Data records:

------------------------

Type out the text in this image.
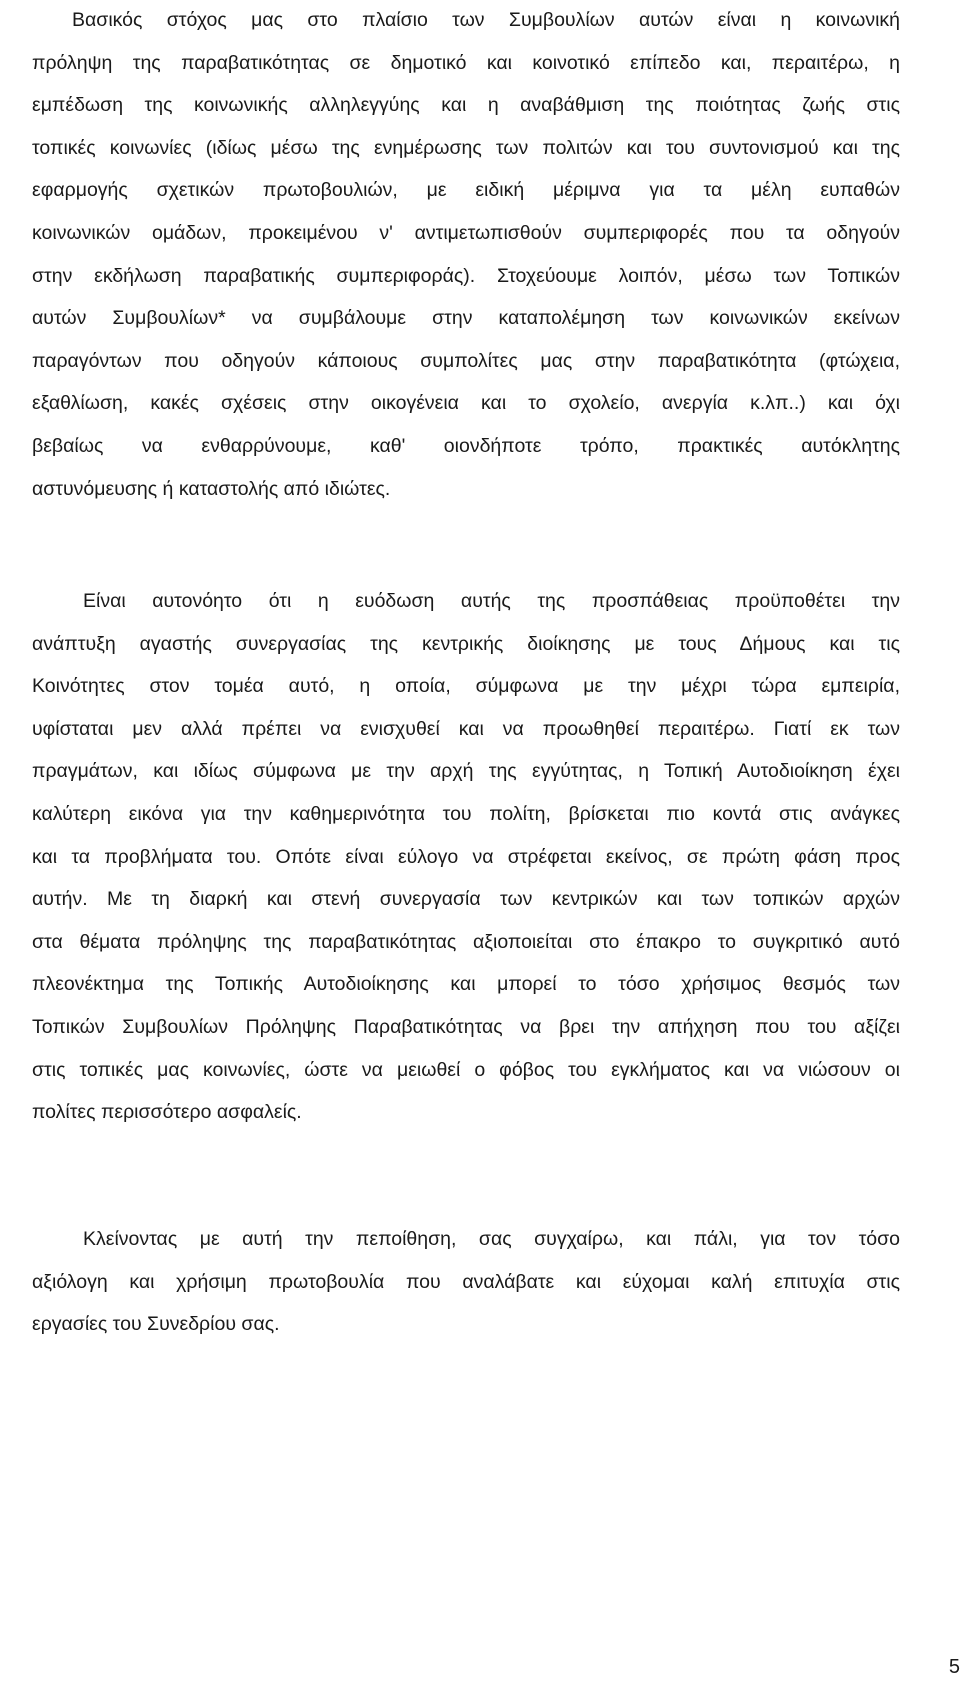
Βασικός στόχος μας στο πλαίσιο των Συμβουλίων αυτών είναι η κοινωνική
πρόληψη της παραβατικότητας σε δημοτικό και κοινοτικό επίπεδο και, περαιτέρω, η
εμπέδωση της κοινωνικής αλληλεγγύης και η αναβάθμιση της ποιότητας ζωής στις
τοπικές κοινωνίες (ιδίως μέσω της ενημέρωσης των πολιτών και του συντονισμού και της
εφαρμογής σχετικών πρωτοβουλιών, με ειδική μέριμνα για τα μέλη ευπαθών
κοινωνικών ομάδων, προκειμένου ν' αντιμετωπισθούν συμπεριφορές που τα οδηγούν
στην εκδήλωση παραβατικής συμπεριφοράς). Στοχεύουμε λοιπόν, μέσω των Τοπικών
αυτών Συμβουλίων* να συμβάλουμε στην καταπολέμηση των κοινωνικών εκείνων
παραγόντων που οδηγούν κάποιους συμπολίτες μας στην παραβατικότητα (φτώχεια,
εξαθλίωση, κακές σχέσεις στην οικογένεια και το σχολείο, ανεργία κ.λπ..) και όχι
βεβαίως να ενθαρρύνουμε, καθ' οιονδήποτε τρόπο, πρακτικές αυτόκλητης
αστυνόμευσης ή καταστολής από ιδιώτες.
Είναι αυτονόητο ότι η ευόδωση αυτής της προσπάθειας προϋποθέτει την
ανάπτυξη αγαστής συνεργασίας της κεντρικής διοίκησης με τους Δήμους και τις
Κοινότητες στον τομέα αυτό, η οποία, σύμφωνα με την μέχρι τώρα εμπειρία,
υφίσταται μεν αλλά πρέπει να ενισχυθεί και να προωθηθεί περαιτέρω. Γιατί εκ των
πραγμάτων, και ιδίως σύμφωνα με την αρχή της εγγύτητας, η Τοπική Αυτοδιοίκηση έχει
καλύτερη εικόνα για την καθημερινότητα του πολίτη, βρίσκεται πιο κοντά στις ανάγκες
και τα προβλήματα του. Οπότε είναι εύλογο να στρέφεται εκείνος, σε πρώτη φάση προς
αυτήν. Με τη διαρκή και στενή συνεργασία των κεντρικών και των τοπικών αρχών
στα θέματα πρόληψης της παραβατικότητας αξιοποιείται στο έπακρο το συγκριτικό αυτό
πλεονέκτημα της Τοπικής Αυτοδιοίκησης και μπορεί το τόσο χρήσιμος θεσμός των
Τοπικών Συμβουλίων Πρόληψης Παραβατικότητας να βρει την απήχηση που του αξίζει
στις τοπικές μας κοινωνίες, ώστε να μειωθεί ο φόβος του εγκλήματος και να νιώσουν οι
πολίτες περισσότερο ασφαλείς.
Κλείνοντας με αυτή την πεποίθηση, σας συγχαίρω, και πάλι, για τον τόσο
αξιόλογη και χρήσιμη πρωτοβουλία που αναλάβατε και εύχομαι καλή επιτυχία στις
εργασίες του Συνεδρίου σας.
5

------------------------

- [Job]: Nothing in the entries should change as you copy them, except that the pictures are left out.

- [Expected answer]:
Type out the text in this image.
Βασικός στόχος μας στο πλαίσιο των Συμβουλίων αυτών είναι η κοινωνική
πρόληψη της παραβατικότητας σε δημοτικό και κοινοτικό επίπεδο και, περαιτέρω, η
εμπέδωση της κοινωνικής αλληλεγγύης και η αναβάθμιση της ποιότητας ζωής στις
τοπικές κοινωνίες (ιδίως μέσω της ενημέρωσης των πολιτών και του συντονισμού και της
εφαρμογής σχετικών πρωτοβουλιών, με ειδική μέριμνα για τα μέλη ευπαθών
κοινωνικών ομάδων, προκειμένου ν' αντιμετωπισθούν συμπεριφορές που τα οδηγούν
στην εκδήλωση παραβατικής συμπεριφοράς). Στοχεύουμε λοιπόν, μέσω των Τοπικών
αυτών Συμβουλίων* να συμβάλουμε στην καταπολέμηση των κοινωνικών εκείνων
παραγόντων που οδηγούν κάποιους συμπολίτες μας στην παραβατικότητα (φτώχεια,
εξαθλίωση, κακές σχέσεις στην οικογένεια και το σχολείο, ανεργία κ.λπ..) και όχι
βεβαίως να ενθαρρύνουμε, καθ' οιονδήποτε τρόπο, πρακτικές αυτόκλητης
αστυνόμευσης ή καταστολής από ιδιώτες.
Είναι αυτονόητο ότι η ευόδωση αυτής της προσπάθειας προϋποθέτει την
ανάπτυξη αγαστής συνεργασίας της κεντρικής διοίκησης με τους Δήμους και τις
Κοινότητες στον τομέα αυτό, η οποία, σύμφωνα με την μέχρι τώρα εμπειρία,
υφίσταται μεν αλλά πρέπει να ενισχυθεί και να προωθηθεί περαιτέρω. Γιατί εκ των
πραγμάτων, και ιδίως σύμφωνα με την αρχή της εγγύτητας, η Τοπική Αυτοδιοίκηση έχει
καλύτερη εικόνα για την καθημερινότητα του πολίτη, βρίσκεται πιο κοντά στις ανάγκες
και τα προβλήματα του. Οπότε είναι εύλογο να στρέφεται εκείνος, σε πρώτη φάση προς
αυτήν. Με τη διαρκή και στενή συνεργασία των κεντρικών και των τοπικών αρχών
στα θέματα πρόληψης της παραβατικότητας αξιοποιείται στο έπακρο το συγκριτικό αυτό
πλεονέκτημα της Τοπικής Αυτοδιοίκησης και μπορεί το τόσο χρήσιμος θεσμός των
Τοπικών Συμβουλίων Πρόληψης Παραβατικότητας να βρει την απήχηση που του αξίζει
στις τοπικές μας κοινωνίες, ώστε να μειωθεί ο φόβος του εγκλήματος και να νιώσουν οι
πολίτες περισσότερο ασφαλείς.
Κλείνοντας με αυτή την πεποίθηση, σας συγχαίρω, και πάλι, για τον τόσο
αξιόλογη και χρήσιμη πρωτοβουλία που αναλάβατε και εύχομαι καλή επιτυχία στις
εργασίες του Συνεδρίου σας.
5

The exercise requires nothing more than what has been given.